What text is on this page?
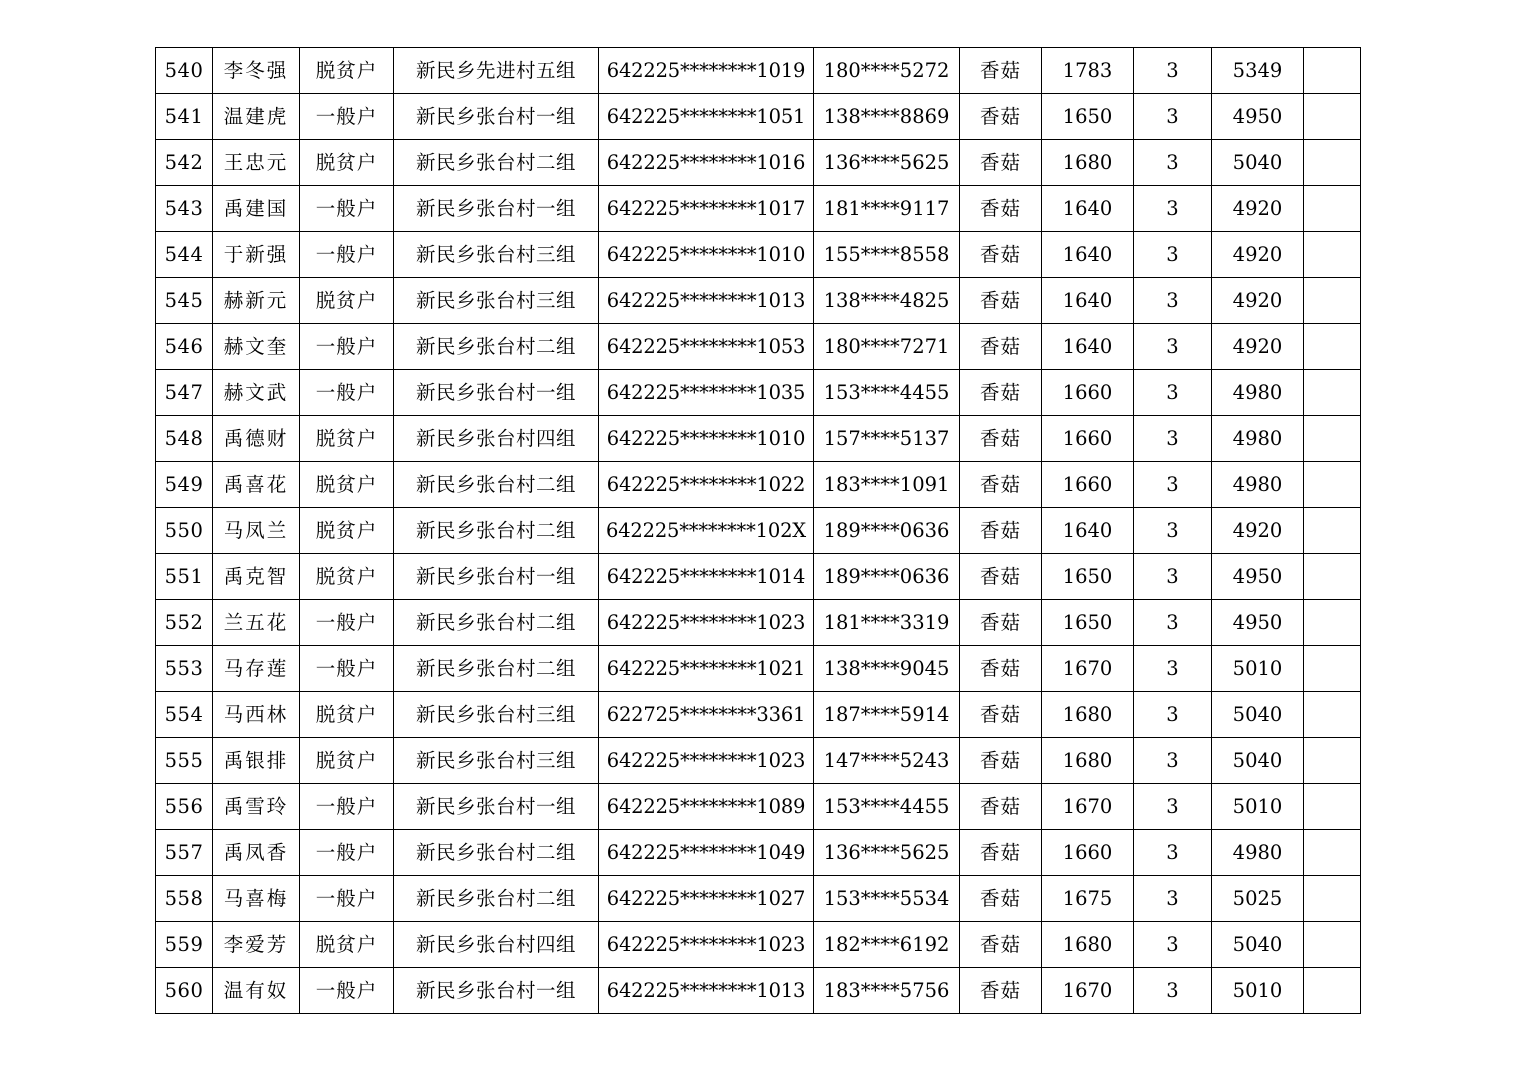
540	李冬强	脱贫户	新民乡先进村五组	642225********1019	180****5272	香菇	1783	3	5349	
541	温建虎	一般户	新民乡张台村一组	642225********1051	138****8869	香菇	1650	3	4950	
542	王忠元	脱贫户	新民乡张台村二组	642225********1016	136****5625	香菇	1680	3	5040	
543	禹建国	一般户	新民乡张台村一组	642225********1017	181****9117	香菇	1640	3	4920	
544	于新强	一般户	新民乡张台村三组	642225********1010	155****8558	香菇	1640	3	4920	
545	赫新元	脱贫户	新民乡张台村三组	642225********1013	138****4825	香菇	1640	3	4920	
546	赫文奎	一般户	新民乡张台村二组	642225********1053	180****7271	香菇	1640	3	4920	
547	赫文武	一般户	新民乡张台村一组	642225********1035	153****4455	香菇	1660	3	4980	
548	禹德财	脱贫户	新民乡张台村四组	642225********1010	157****5137	香菇	1660	3	4980	
549	禹喜花	脱贫户	新民乡张台村二组	642225********1022	183****1091	香菇	1660	3	4980	
550	马凤兰	脱贫户	新民乡张台村二组	642225********102X	189****0636	香菇	1640	3	4920	
551	禹克智	脱贫户	新民乡张台村一组	642225********1014	189****0636	香菇	1650	3	4950	
552	兰五花	一般户	新民乡张台村二组	642225********1023	181****3319	香菇	1650	3	4950	
553	马存莲	一般户	新民乡张台村二组	642225********1021	138****9045	香菇	1670	3	5010	
554	马西林	脱贫户	新民乡张台村三组	622725********3361	187****5914	香菇	1680	3	5040	
555	禹银排	脱贫户	新民乡张台村三组	642225********1023	147****5243	香菇	1680	3	5040	
556	禹雪玲	一般户	新民乡张台村一组	642225********1089	153****4455	香菇	1670	3	5010	
557	禹凤香	一般户	新民乡张台村二组	642225********1049	136****5625	香菇	1660	3	4980	
558	马喜梅	一般户	新民乡张台村二组	642225********1027	153****5534	香菇	1675	3	5025	
559	李爱芳	脱贫户	新民乡张台村四组	642225********1023	182****6192	香菇	1680	3	5040	
560	温有奴	一般户	新民乡张台村一组	642225********1013	183****5756	香菇	1670	3	5010	
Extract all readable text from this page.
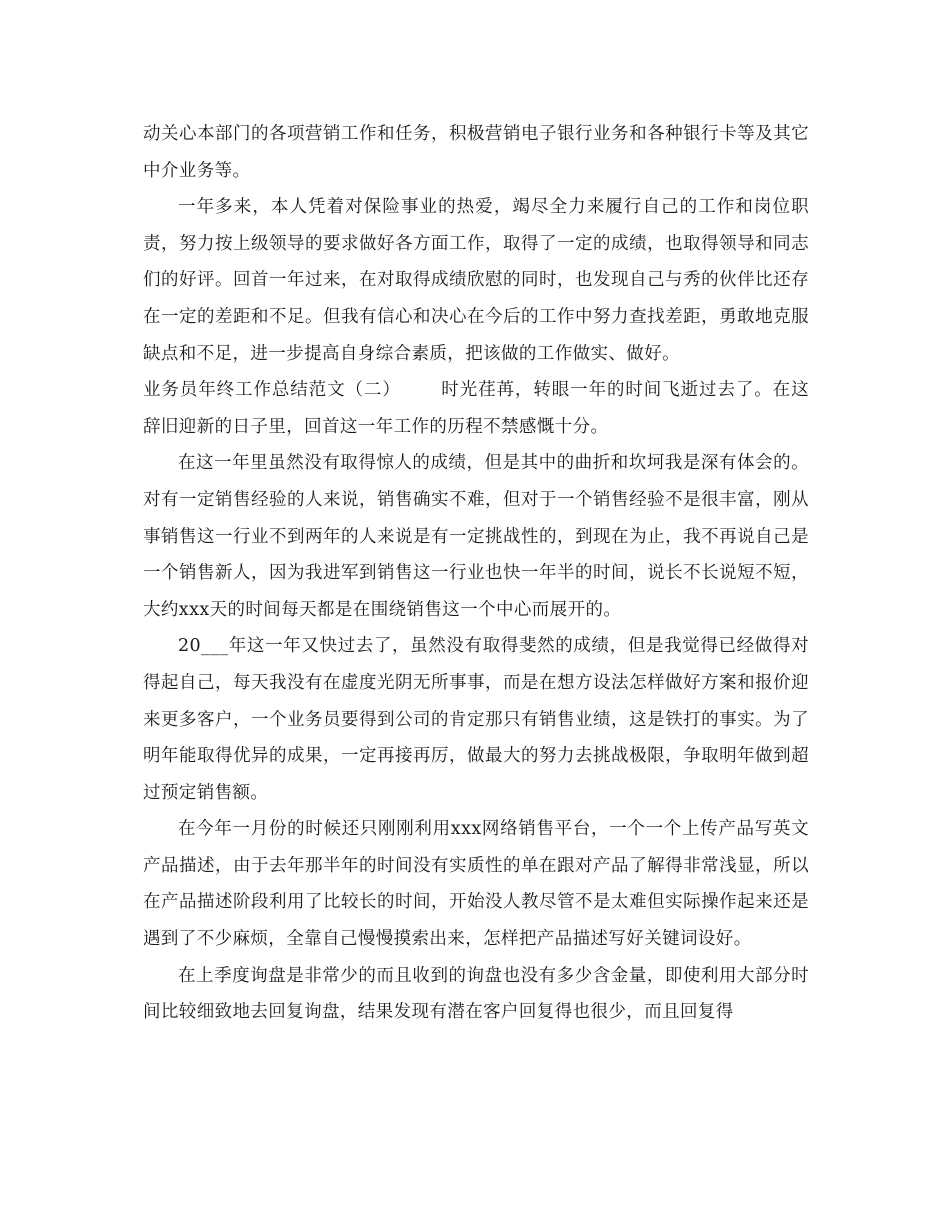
动关心本部门的各项营销工作和任务，积极营销电子银行业务和各种银行卡等及其它中介业务等。

一年多来，本人凭着对保险事业的热爱，竭尽全力来履行自己的工作和岗位职责，努力按上级领导的要求做好各方面工作，取得了一定的成绩，也取得领导和同志们的好评。回首一年过来，在对取得成绩欣慰的同时，也发现自己与秀的伙伴比还存在一定的差距和不足。但我有信心和决心在今后的工作中努力查找差距，勇敢地克服缺点和不足，进一步提高自身综合素质，把该做的工作做实、做好。

业务员年终工作总结范文（二） 时光荏苒，转眼一年的时间飞逝过去了。在这辞旧迎新的日子里，回首这一年工作的历程不禁感慨十分。

在这一年里虽然没有取得惊人的成绩，但是其中的曲折和坎坷我是深有体会的。对有一定销售经验的人来说，销售确实不难，但对于一个销售经验不是很丰富，刚从事销售这一行业不到两年的人来说是有一定挑战性的，到现在为止，我不再说自己是一个销售新人，因为我进军到销售这一行业也快一年半的时间，说长不长说短不短，大约xxx天的时间每天都是在围绕销售这一个中心而展开的。

20___年这一年又快过去了，虽然没有取得斐然的成绩，但是我觉得已经做得对得起自己，每天我没有在虚度光阴无所事事，而是在想方设法怎样做好方案和报价迎来更多客户，一个业务员要得到公司的肯定那只有销售业绩，这是铁打的事实。为了明年能取得优异的成果，一定再接再厉，做最大的努力去挑战极限，争取明年做到超过预定销售额。

在今年一月份的时候还只刚刚利用xxx网络销售平台，一个一个上传产品写英文产品描述，由于去年那半年的时间没有实质性的单在跟对产品了解得非常浅显，所以在产品描述阶段利用了比较长的时间，开始没人教尽管不是太难但实际操作起来还是遇到了不少麻烦，全靠自己慢慢摸索出来，怎样把产品描述写好关键词设好。

在上季度询盘是非常少的而且收到的询盘也没有多少含金量，即使利用大部分时间比较细致地去回复询盘，结果发现有潜在客户回复得也很少，而且回复得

□ □ □

**DO THIS:** Extract all the entries word for word; omit any pictures.

**COMPLETED TASK:**
What text is on this page?
540	李冬强	脱贫户	新民乡先进村五组	642225********1019	180****5272	香菇	1783	3	5349	
541	温建虎	一般户	新民乡张台村一组	642225********1051	138****8869	香菇	1650	3	4950	
542	王忠元	脱贫户	新民乡张台村二组	642225********1016	136****5625	香菇	1680	3	5040	
543	禹建国	一般户	新民乡张台村一组	642225********1017	181****9117	香菇	1640	3	4920	
544	于新强	一般户	新民乡张台村三组	642225********1010	155****8558	香菇	1640	3	4920	
545	赫新元	脱贫户	新民乡张台村三组	642225********1013	138****4825	香菇	1640	3	4920	
546	赫文奎	一般户	新民乡张台村二组	642225********1053	180****7271	香菇	1640	3	4920	
547	赫文武	一般户	新民乡张台村一组	642225********1035	153****4455	香菇	1660	3	4980	
548	禹德财	脱贫户	新民乡张台村四组	642225********1010	157****5137	香菇	1660	3	4980	
549	禹喜花	脱贫户	新民乡张台村二组	642225********1022	183****1091	香菇	1660	3	4980	
550	马凤兰	脱贫户	新民乡张台村二组	642225********102X	189****0636	香菇	1640	3	4920	
551	禹克智	脱贫户	新民乡张台村一组	642225********1014	189****0636	香菇	1650	3	4950	
552	兰五花	一般户	新民乡张台村二组	642225********1023	181****3319	香菇	1650	3	4950	
553	马存莲	一般户	新民乡张台村二组	642225********1021	138****9045	香菇	1670	3	5010	
554	马西林	脱贫户	新民乡张台村三组	622725********3361	187****5914	香菇	1680	3	5040	
555	禹银排	脱贫户	新民乡张台村三组	642225********1023	147****5243	香菇	1680	3	5040	
556	禹雪玲	一般户	新民乡张台村一组	642225********1089	153****4455	香菇	1670	3	5010	
557	禹凤香	一般户	新民乡张台村二组	642225********1049	136****5625	香菇	1660	3	4980	
558	马喜梅	一般户	新民乡张台村二组	642225********1027	153****5534	香菇	1675	3	5025	
559	李爱芳	脱贫户	新民乡张台村四组	642225********1023	182****6192	香菇	1680	3	5040	
560	温有奴	一般户	新民乡张台村一组	642225********1013	183****5756	香菇	1670	3	5010	
Extract all readable text from this page.
动关心本部门的各项营销工作和任务，积极营销电子银行业务和各种银行卡等及其它中介业务等。

一年多来，本人凭着对保险事业的热爱，竭尽全力来履行自己的工作和岗位职责，努力按上级领导的要求做好各方面工作，取得了一定的成绩，也取得领导和同志们的好评。回首一年过来，在对取得成绩欣慰的同时，也发现自己与秀的伙伴比还存在一定的差距和不足。但我有信心和决心在今后的工作中努力查找差距，勇敢地克服缺点和不足，进一步提高自身综合素质，把该做的工作做实、做好。

业务员年终工作总结范文（二） 时光荏苒，转眼一年的时间飞逝过去了。在这辞旧迎新的日子里，回首这一年工作的历程不禁感慨十分。

在这一年里虽然没有取得惊人的成绩，但是其中的曲折和坎坷我是深有体会的。对有一定销售经验的人来说，销售确实不难，但对于一个销售经验不是很丰富，刚从事销售这一行业不到两年的人来说是有一定挑战性的，到现在为止，我不再说自己是一个销售新人，因为我进军到销售这一行业也快一年半的时间，说长不长说短不短，大约xxx天的时间每天都是在围绕销售这一个中心而展开的。

20___年这一年又快过去了，虽然没有取得斐然的成绩，但是我觉得已经做得对得起自己，每天我没有在虚度光阴无所事事，而是在想方设法怎样做好方案和报价迎来更多客户，一个业务员要得到公司的肯定那只有销售业绩，这是铁打的事实。为了明年能取得优异的成果，一定再接再厉，做最大的努力去挑战极限，争取明年做到超过预定销售额。

在今年一月份的时候还只刚刚利用xxx网络销售平台，一个一个上传产品写英文产品描述，由于去年那半年的时间没有实质性的单在跟对产品了解得非常浅显，所以在产品描述阶段利用了比较长的时间，开始没人教尽管不是太难但实际操作起来还是遇到了不少麻烦，全靠自己慢慢摸索出来，怎样把产品描述写好关键词设好。

在上季度询盘是非常少的而且收到的询盘也没有多少含金量，即使利用大部分时间比较细致地去回复询盘，结果发现有潜在客户回复得也很少，而且回复得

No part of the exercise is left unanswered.